<<<<

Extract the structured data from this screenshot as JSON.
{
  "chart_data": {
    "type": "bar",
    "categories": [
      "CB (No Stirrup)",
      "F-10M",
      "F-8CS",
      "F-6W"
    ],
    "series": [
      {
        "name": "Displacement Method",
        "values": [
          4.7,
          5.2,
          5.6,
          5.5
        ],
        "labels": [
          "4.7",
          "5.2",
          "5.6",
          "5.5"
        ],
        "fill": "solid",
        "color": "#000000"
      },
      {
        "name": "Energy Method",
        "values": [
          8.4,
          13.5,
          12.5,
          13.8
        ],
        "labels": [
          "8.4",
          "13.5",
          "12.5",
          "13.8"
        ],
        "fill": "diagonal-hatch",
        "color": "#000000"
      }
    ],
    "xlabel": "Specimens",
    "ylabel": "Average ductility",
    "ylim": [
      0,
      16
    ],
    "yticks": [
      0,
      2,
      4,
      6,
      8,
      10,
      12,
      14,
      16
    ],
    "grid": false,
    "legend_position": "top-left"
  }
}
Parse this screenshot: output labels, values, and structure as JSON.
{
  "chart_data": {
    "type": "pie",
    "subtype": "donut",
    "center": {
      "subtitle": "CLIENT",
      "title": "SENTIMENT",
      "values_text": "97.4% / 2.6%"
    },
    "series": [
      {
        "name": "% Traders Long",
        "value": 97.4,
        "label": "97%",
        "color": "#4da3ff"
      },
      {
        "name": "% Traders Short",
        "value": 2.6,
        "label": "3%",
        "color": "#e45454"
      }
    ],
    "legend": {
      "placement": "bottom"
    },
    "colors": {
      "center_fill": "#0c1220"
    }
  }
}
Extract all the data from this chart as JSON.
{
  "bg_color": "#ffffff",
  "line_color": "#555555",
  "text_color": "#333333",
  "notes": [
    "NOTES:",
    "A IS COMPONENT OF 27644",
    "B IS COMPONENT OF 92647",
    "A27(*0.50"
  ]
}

>>>>

_The exercise_: Copy every single line of the material above that holds "from".

_Full response_:
Extract the structured data from this screenshot as JSON.
Extract all the data from this chart as JSON.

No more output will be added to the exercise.